### Entries taken from a collection:
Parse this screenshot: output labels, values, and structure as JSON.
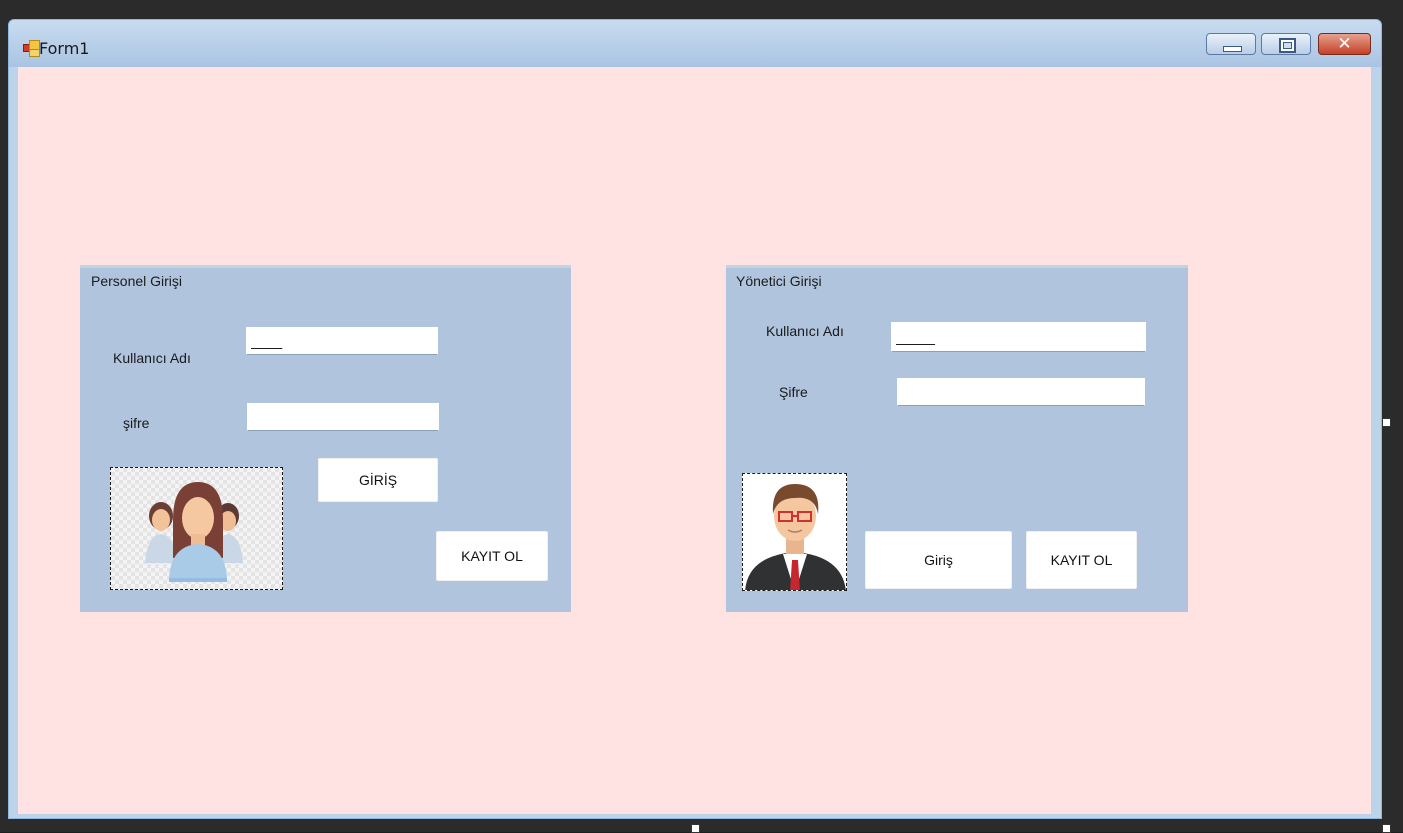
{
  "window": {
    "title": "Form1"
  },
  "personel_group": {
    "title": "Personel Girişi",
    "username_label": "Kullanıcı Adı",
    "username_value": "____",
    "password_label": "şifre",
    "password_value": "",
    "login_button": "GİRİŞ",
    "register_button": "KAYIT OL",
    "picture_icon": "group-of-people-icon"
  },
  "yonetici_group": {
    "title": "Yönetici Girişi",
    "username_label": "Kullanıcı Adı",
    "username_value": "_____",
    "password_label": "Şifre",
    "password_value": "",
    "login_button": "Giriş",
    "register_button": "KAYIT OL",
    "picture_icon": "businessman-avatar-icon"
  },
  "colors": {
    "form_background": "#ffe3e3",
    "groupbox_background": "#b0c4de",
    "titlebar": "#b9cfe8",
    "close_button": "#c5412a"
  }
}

...

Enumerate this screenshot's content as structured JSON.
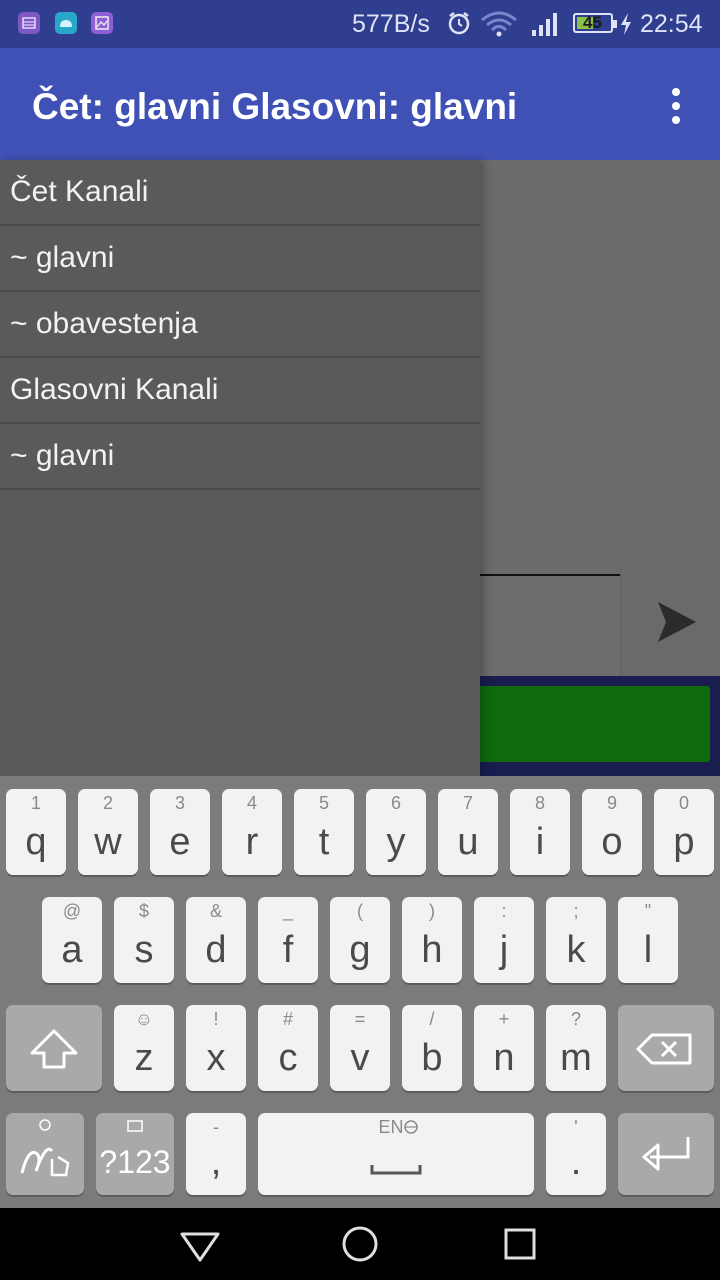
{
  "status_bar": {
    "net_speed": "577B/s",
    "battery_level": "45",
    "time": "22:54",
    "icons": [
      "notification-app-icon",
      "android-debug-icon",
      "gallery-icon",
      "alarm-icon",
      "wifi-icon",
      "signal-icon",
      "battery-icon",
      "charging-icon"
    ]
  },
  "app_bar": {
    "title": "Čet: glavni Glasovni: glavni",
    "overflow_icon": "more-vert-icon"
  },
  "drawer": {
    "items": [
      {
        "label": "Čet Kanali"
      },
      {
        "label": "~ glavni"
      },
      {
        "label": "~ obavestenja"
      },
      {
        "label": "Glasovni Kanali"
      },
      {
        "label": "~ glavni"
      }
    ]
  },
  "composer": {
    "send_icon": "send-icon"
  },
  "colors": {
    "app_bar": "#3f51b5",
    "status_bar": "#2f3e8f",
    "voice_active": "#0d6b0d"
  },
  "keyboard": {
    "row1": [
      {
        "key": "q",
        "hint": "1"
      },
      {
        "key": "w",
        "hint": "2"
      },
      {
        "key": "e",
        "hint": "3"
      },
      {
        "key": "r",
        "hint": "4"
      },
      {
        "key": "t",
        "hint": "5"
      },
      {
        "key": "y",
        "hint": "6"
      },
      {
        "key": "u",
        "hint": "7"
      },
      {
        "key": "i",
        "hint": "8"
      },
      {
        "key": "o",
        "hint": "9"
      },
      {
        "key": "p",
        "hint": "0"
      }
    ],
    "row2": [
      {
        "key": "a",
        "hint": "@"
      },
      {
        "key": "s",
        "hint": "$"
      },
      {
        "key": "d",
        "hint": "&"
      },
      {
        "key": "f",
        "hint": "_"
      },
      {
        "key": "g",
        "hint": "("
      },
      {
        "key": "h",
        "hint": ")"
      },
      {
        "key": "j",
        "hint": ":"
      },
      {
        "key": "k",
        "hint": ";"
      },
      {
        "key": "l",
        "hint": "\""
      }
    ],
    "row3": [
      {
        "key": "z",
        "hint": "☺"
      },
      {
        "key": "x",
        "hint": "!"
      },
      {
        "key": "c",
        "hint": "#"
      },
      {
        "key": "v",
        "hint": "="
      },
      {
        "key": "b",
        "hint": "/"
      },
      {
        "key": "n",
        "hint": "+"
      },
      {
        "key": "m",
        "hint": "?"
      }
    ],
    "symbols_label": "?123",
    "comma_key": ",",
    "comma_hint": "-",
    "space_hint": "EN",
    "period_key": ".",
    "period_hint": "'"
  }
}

### Exercise prompt:
In the entries above, find every line with the word "Glasovni" and list it.

### The answer:
    "title": "Čet: glavni Glasovni: glavni",
        "label": "Glasovni Kanali"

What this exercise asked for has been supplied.